##### EXTRACTED RECORDS

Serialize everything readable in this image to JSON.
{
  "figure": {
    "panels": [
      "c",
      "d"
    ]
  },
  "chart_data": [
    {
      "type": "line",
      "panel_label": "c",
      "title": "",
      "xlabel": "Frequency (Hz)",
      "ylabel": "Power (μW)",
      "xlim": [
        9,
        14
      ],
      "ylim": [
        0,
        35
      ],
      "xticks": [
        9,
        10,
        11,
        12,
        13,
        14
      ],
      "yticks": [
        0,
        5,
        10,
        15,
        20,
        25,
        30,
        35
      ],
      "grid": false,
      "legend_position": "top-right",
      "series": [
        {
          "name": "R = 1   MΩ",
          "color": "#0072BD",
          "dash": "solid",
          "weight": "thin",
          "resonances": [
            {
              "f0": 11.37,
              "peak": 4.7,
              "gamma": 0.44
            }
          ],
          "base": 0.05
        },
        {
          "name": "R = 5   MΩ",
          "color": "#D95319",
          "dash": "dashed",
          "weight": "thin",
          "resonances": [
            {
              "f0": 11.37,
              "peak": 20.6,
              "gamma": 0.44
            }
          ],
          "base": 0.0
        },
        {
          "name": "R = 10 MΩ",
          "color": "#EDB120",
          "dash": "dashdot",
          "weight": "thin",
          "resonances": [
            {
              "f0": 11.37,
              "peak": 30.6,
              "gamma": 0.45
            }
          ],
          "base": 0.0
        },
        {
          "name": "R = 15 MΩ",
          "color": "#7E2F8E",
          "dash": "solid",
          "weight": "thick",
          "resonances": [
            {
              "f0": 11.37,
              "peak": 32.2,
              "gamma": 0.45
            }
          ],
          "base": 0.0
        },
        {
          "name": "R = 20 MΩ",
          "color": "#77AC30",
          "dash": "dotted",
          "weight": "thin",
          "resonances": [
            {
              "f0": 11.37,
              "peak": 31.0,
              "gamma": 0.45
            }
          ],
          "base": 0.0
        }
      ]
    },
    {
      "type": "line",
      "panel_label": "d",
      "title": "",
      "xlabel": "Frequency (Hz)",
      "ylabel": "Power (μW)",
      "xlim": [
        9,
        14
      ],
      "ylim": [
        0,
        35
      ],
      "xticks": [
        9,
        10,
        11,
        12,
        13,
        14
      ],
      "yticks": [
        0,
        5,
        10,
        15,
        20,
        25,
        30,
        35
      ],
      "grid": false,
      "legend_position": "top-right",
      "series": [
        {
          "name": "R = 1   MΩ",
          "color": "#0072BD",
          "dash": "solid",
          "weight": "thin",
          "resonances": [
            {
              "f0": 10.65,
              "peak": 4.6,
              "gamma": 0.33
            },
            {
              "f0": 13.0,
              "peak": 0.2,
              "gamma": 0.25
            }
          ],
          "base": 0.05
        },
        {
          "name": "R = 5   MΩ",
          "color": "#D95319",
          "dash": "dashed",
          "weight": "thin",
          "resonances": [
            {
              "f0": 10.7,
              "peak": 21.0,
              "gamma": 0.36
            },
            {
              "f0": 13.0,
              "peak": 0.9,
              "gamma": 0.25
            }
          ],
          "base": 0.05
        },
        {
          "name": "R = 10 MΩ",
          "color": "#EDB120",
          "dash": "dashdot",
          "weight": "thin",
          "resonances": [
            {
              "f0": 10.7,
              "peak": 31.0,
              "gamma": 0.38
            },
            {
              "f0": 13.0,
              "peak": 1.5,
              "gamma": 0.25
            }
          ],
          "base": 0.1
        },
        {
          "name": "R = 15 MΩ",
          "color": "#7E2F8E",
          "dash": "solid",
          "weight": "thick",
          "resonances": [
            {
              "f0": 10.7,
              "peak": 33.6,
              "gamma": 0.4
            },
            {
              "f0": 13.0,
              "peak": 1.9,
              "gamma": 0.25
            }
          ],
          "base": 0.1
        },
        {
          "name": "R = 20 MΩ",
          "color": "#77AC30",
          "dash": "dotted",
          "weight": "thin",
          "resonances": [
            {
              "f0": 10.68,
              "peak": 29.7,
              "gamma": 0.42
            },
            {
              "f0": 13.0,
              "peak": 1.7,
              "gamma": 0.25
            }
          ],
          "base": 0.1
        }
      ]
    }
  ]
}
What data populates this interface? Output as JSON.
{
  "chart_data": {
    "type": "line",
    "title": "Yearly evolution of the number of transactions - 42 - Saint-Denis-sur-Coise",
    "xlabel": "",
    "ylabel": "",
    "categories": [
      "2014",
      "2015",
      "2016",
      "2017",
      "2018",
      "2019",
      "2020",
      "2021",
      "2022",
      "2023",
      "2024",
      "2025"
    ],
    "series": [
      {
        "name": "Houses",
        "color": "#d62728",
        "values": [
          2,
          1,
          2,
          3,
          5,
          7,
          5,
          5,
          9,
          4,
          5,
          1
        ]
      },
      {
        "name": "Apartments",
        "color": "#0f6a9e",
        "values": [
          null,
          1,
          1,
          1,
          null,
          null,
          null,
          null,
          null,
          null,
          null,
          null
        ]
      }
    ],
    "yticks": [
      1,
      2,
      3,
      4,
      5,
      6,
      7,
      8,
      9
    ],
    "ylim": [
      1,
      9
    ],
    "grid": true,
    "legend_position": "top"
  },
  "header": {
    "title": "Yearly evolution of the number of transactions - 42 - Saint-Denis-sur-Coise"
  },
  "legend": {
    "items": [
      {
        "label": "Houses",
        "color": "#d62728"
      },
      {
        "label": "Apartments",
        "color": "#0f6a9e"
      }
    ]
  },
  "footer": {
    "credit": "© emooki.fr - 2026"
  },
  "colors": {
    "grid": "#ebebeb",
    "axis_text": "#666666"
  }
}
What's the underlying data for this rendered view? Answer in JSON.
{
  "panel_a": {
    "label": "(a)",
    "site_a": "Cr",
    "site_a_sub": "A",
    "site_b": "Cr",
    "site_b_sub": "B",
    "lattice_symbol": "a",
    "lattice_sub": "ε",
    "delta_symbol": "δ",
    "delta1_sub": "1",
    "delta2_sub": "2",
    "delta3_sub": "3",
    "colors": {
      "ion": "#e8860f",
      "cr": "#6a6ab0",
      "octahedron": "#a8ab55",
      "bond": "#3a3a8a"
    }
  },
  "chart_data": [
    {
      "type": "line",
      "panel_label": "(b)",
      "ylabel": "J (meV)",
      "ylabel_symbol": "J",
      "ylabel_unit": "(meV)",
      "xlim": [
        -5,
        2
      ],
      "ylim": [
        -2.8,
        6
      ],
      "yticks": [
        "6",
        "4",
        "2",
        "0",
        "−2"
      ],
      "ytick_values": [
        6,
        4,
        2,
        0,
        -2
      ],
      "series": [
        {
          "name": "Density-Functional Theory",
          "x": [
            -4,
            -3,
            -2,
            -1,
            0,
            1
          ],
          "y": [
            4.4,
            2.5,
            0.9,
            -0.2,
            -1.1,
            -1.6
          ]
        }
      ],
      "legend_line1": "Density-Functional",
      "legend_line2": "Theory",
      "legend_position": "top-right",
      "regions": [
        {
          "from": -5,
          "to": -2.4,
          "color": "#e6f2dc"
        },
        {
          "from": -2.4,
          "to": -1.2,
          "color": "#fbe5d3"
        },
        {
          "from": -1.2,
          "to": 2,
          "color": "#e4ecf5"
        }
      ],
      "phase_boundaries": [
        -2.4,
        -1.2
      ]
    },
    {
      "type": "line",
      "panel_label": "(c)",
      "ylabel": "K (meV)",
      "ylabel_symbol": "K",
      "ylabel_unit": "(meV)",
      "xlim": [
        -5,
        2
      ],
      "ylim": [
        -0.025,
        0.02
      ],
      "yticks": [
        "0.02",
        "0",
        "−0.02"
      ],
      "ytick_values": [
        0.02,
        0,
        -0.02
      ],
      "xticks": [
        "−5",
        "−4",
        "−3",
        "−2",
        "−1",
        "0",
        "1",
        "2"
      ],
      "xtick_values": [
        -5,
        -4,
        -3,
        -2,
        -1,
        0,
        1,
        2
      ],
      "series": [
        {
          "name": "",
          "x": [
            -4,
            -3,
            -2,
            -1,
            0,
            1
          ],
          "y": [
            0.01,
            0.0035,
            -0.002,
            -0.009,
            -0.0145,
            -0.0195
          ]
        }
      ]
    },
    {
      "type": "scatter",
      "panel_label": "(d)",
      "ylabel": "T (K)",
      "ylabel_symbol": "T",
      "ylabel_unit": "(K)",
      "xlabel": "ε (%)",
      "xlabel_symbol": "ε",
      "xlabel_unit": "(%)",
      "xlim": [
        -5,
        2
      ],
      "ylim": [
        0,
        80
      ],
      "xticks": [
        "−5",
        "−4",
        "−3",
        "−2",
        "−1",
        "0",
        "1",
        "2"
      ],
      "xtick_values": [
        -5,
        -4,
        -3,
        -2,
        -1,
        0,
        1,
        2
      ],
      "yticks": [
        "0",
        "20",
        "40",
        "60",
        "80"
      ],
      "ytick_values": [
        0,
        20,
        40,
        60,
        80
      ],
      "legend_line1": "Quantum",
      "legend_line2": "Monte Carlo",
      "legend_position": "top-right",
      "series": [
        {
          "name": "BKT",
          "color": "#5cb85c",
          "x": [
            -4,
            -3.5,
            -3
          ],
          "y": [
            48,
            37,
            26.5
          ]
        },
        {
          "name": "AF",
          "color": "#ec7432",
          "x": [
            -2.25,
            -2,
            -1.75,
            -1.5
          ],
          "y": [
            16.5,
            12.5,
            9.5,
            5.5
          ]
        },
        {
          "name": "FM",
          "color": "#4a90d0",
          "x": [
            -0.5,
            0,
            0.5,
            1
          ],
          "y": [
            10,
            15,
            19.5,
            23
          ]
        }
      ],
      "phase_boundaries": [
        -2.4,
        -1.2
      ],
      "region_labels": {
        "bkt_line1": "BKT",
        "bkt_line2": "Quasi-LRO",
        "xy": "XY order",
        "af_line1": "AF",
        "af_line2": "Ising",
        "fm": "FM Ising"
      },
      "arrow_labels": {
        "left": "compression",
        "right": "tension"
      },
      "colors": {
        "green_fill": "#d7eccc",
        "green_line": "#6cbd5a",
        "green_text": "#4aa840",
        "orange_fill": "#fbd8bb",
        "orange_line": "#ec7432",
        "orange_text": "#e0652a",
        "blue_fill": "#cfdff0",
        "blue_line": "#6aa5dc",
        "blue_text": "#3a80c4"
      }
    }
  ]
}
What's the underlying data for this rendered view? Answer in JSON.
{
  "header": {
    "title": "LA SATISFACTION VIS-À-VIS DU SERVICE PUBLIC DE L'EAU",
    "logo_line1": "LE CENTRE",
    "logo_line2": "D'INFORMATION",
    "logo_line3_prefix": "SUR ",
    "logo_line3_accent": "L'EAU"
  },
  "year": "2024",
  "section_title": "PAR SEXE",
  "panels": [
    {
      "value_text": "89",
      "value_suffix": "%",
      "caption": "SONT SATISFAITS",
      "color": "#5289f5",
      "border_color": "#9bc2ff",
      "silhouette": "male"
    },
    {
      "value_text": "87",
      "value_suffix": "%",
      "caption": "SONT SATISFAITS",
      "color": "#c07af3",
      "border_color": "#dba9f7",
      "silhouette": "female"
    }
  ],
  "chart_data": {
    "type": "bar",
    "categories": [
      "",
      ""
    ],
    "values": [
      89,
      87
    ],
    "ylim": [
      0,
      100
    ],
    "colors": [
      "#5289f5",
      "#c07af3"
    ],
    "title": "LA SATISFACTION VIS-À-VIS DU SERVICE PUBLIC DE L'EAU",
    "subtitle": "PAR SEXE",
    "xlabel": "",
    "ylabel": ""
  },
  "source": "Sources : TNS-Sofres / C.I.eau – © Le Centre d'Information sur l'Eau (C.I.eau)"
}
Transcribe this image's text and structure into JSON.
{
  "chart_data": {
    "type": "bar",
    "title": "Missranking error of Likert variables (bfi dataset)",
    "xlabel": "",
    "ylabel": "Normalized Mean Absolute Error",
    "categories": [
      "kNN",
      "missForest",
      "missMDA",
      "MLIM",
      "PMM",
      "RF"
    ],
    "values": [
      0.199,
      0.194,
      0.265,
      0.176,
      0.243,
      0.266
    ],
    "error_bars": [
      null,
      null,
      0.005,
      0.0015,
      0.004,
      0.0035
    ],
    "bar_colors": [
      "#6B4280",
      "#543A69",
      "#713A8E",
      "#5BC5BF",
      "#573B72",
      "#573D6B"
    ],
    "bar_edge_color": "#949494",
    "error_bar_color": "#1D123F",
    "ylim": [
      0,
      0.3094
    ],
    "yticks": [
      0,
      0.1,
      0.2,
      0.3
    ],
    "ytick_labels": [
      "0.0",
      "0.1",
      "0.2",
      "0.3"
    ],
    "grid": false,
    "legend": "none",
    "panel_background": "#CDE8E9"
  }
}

##########

Show, from the listing above, each line that contains the word "Density".

■ OUTPUT OF THE EXERCISE
          "name": "Density-Functional Theory",
      "legend_line1": "Density-Functional",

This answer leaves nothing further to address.